Em Portugal, como seria de esperar, não há estatísticas ou estudos credíveis sobre a matéria. Há dados avulsos e não explicados. Como o facto de as baixas médicas, em Setembro, terem aumentado 60% em relação a igual mês de 2008.

Os especialistas alertam para o impacto do burnout - uma condição de exaustão emocional e esgotamento físico devido a stressores laborais - não só na saúde e na qualidade de vida dos trabalhadores, mas, também, na produtividade das empresas. Ou seja, as políticas empresariais que visam apenas o lucro estão, paradoxalmente, a gerar factores que diminuem a produtividade.

Que empresas são estas que impõem condições tão desumanas de trabalho? O que aconteceu para que, nos últimos anos, a doença, o sofrimento e as mortes associadas ao stress laboral tenham atingido níveis tão preocupantes?

A eclosão da crise económica é uma explicação demasiada simplista. Há uma muticausalidade que emerge das profundas e rápidas mudanças sociais.

O paradoxo da filosofica do lucro

Produzo, logo existo - poderia ser a nova declaração de identidade dos tempos actuais. Num Mundo cada vez competitivo, o valor do indivíduo está indexado ao volume de trabalho que produz. A gestão por objectivos é, em muitas empresas, um eufemismo para a total desregulamentação das condições de trabalho.

O objectivo é só um: aumento da rentabilidade, pela via da redução de custos (trabalhadores e salários) e a imposição de objectivos crescentemente exigentes. "O homem transformou-se numa máquina produtiva, sem capacidade de controlar nada - só serve para cumprir ordens -, sujeito a pressões insuportáveis e a ameaças constantes", considera Rui Mota Cardoso, psiquiatra e professor da Faculdade de Medicina da Universidade do Porto.

Para Manuel Carvalho da Silva, "a subversão das políticas empresariais" levou a que "a acumulação rápida de capital se tenha tornado o principal objectivo, e não a criação de bens e serviços". "O emprego é instrumental e serve como plataforma de especulação financeira. Não é por acaso que muitas empresas ao anunciar despedimentos vêem a sua cotação subir na Bolsa", acrescenta o dirigente sindical e doutorado em Sociologia do Trabalho.

*Informação:*

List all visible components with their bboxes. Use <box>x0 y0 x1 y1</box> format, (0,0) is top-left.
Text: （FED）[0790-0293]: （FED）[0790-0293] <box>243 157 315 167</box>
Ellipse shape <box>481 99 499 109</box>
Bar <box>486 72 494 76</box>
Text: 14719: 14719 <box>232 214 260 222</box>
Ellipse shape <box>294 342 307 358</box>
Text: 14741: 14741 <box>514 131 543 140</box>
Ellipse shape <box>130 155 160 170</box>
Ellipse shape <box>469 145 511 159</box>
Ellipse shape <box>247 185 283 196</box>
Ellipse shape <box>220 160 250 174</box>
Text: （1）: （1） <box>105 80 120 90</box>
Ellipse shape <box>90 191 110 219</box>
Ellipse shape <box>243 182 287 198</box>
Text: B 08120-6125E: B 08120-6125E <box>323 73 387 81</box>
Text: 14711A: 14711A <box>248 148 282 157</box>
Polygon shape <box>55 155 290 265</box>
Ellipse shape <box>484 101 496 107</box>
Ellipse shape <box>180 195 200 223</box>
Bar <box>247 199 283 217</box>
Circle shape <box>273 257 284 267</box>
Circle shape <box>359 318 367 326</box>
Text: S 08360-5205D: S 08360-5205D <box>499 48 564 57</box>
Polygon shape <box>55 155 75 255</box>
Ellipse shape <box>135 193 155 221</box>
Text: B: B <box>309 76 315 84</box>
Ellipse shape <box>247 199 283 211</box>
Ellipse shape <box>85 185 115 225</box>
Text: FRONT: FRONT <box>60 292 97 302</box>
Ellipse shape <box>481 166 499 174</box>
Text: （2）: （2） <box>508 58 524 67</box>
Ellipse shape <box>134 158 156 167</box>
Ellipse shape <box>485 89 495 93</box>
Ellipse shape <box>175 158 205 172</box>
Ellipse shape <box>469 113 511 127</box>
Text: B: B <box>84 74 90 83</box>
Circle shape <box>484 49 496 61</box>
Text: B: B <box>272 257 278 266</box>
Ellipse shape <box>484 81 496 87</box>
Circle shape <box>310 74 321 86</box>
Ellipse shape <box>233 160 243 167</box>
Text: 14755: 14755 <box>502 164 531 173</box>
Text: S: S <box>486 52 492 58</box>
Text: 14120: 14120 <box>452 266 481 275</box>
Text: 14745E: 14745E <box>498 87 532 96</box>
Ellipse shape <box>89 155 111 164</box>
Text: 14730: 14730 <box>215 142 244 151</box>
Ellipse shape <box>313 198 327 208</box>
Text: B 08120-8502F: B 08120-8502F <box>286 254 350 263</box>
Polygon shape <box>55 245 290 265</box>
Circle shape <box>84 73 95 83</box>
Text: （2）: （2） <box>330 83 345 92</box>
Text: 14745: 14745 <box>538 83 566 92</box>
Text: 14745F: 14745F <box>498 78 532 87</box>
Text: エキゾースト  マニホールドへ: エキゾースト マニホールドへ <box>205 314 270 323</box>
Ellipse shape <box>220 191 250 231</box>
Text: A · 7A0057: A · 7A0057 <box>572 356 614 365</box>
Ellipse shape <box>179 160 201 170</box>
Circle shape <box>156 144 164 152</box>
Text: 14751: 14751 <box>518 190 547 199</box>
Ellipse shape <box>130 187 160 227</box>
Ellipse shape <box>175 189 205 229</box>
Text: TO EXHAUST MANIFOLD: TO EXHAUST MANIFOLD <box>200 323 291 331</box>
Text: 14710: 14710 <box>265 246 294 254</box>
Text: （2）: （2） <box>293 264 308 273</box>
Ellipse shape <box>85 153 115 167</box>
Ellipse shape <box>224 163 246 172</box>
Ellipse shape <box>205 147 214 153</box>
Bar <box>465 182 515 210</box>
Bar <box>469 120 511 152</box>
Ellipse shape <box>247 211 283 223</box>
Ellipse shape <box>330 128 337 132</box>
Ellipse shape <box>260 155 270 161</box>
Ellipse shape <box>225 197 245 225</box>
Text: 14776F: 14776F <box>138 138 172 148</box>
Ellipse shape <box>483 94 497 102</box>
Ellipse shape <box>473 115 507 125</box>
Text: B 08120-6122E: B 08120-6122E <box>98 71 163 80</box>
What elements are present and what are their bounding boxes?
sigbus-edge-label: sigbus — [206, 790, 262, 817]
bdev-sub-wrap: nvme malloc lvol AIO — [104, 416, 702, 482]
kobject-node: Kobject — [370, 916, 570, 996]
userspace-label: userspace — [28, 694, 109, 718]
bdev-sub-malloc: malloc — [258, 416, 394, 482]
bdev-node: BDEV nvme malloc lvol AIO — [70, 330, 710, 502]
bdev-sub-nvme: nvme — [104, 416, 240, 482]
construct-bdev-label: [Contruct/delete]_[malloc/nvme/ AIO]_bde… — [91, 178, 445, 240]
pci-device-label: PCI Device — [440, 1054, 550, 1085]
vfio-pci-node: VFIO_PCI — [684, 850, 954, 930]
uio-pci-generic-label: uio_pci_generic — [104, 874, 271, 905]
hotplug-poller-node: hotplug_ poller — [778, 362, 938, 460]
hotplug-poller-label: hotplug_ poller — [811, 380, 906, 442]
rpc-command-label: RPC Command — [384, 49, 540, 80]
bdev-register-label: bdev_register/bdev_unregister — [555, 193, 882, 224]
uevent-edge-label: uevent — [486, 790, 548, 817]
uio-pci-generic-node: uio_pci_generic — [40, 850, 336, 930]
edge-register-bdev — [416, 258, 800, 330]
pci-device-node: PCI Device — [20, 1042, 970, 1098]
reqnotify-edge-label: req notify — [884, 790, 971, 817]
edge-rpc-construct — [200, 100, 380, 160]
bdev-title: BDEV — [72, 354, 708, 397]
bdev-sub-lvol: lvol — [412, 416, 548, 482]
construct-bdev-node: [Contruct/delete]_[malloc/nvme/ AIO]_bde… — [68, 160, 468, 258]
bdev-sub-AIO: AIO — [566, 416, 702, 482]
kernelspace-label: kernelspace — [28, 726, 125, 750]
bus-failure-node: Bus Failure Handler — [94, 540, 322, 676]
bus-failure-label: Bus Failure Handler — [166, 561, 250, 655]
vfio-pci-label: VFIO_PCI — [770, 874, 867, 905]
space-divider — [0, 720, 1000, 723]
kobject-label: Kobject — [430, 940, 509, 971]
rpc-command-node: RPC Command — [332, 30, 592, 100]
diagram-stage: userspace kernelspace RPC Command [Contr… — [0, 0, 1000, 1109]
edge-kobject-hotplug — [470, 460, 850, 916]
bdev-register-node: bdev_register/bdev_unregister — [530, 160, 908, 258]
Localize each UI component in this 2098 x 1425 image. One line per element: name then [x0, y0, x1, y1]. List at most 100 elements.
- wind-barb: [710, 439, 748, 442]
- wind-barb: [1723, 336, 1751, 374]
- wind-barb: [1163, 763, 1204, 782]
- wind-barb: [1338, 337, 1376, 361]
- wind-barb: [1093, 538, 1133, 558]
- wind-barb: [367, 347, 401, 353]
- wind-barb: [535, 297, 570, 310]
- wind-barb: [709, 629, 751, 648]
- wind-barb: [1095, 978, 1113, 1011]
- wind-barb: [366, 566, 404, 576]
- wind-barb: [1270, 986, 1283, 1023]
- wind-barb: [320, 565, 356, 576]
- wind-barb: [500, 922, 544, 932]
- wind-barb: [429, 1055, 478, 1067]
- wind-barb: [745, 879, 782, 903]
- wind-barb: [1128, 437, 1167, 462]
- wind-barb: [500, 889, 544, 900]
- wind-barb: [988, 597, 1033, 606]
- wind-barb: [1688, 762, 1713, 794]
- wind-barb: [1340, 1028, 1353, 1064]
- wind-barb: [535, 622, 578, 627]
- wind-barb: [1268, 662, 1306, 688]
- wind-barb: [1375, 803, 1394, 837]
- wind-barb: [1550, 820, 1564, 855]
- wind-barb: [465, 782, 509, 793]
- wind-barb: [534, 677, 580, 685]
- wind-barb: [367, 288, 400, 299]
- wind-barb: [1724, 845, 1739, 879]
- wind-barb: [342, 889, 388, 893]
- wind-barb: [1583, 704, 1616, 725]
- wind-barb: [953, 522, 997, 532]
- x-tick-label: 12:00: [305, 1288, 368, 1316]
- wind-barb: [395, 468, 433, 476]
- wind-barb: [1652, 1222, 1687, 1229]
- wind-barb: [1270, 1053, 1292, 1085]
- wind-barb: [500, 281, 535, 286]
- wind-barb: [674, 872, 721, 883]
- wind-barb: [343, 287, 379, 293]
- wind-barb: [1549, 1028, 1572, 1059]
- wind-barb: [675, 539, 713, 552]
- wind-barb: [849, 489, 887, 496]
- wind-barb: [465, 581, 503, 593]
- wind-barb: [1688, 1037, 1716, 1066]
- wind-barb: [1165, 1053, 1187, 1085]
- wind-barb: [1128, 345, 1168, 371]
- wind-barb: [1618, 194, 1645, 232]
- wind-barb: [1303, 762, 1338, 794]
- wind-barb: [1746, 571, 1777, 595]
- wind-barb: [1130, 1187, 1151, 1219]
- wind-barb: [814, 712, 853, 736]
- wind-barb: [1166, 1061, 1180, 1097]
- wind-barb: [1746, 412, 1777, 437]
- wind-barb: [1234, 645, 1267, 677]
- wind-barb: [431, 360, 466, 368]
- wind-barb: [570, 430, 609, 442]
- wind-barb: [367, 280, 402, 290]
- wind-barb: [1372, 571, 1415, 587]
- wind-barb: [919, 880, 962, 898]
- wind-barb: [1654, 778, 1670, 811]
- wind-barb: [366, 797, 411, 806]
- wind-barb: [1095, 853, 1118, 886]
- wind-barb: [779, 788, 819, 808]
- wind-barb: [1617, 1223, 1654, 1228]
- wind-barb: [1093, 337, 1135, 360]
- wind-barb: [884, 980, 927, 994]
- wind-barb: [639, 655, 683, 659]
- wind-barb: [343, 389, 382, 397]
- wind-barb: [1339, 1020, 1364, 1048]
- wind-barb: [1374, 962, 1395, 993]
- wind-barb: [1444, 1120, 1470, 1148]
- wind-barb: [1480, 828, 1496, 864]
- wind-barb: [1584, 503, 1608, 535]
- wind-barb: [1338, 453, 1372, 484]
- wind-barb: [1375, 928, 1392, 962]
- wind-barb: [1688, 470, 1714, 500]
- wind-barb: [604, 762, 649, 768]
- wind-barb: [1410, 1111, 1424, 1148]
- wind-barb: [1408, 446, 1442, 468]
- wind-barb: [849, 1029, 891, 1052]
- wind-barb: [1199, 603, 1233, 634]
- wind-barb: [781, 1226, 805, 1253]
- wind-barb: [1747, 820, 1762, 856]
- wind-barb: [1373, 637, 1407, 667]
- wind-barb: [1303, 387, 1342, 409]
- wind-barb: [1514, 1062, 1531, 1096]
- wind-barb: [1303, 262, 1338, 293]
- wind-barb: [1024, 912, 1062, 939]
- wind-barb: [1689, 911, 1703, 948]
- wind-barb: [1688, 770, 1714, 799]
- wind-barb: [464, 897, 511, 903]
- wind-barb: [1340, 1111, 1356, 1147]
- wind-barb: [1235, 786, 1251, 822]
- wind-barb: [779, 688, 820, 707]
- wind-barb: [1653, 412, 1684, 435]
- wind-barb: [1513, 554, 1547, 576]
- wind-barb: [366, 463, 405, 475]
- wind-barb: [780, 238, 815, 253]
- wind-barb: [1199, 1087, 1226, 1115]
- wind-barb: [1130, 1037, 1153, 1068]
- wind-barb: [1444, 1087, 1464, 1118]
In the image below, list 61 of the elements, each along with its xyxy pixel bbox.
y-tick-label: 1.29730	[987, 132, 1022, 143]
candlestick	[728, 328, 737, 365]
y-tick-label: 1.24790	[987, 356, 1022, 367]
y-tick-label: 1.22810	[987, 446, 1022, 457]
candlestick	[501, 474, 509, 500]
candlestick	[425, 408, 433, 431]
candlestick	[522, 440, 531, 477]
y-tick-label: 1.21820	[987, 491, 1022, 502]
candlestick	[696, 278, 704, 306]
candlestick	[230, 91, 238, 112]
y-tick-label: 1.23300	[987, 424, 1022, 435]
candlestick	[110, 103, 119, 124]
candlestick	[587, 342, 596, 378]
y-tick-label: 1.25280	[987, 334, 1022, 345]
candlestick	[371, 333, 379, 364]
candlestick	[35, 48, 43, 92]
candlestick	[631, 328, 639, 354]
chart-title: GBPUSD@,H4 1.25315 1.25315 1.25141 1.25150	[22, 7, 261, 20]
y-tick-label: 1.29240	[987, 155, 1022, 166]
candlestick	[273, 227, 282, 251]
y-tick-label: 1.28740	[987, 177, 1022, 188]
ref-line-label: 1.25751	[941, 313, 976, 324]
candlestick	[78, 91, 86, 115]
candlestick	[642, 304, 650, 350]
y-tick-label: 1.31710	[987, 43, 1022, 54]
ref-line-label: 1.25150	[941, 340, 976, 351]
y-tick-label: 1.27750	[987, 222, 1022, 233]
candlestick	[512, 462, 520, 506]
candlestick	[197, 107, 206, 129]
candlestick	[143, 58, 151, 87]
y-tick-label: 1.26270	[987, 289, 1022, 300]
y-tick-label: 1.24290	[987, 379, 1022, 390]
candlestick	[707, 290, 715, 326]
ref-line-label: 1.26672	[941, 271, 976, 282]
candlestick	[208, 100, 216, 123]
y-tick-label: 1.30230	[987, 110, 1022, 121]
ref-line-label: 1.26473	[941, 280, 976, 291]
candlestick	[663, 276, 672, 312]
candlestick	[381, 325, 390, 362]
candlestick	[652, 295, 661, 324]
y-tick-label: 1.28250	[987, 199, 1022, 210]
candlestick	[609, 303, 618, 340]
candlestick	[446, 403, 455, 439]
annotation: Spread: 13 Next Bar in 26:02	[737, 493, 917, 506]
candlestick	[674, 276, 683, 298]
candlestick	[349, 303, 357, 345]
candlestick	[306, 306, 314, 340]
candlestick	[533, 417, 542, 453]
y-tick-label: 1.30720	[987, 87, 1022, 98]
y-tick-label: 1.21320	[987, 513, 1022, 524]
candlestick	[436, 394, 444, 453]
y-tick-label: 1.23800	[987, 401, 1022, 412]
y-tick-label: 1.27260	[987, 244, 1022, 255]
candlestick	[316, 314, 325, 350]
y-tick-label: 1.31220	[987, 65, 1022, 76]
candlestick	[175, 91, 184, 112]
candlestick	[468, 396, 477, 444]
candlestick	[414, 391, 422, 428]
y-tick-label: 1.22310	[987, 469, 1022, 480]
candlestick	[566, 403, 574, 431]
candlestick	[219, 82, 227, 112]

*O que se pede:*
Consegue escrever a continuação do texto sobre o burnout e o stress laboral, começando logo a seguir à última frase apresentada?

*Exercício resolvido:*
Tristemente irónico é que a filosofia do lucro rápido esteja a ter resultados paradoxais. Trabalhadores exaustos física e mentalmente, desmotivados, que sentem ser uma peça insignificante numa poderosa e voraz engrenagem, produzem menos e com níveis inferiores de qualidade e faltam mais. Ou seja, a pressão para maximizar a produção conduz, em última instância, a perdas de rentabilidade, frisa Mota Cardoso.

Carvalho da Silva enfatiza o facto de jornadas muitolongas e penosas de trabalho causarem mais doenças e acidentes profissionais, o que penaliza, além do trabalhador, a empresa e a própria sociedade. E alerta: "Portugal é um dos países da Europa onde o agravamento dos factores de precariedade está a ser mais acelerado".

O descontrolo dos horários de trabalho, que inviabilizam a conciliação entre as esferas profissional e pessoal/familiar, a mobilidade geográfica forçada, os ritmos violentos de laboração e a precariedade generalizada (não só dos contratados como também dos que têm vínculo) são, na perspectiva do coordenador da Confederação Geral de Trabalhadores Portugueses, as principais causas do aumento do stress laboral.

"Há cada vez mais gente que deixou de ter trabalho, que deveria ser desafiante e gerador de realização pessoal, para ter um sacrifício diário, algo que se tem de fazer para se sobreviver", sublinha Rui Mota Cardoso, acrescentando que o fomento da competição entre colegas teve como consequência a destruição das redes de suporte, fragilizando, ainda mais, o trabalhador.

À medida que o stress aumenta, porque "a pessoa sente que não é capaz de responder às exigências", cresce a ameaça de perder o emprego que confere um duplo estatuto: económico e social. "Quem não produz, não presta. Basta ver como os idosos e reformados são desvalorizados", alerta.

O burnout é a última fase do stress laboral. O constante stress diminui as resistências do indivíduo, tornando-o mais vulnerável a uma constelação de sintomas físicos, psicológicos, familiares e sociais. Surgem insónias, dores de cabeça, desordens digestivas, tristeza, desinteresse, irritabilidade, perda da capacidade de concentração, isolamento social, problemas relacionais e muitos outros sinais de alarme, de acordo com Rui Mota Cardoso.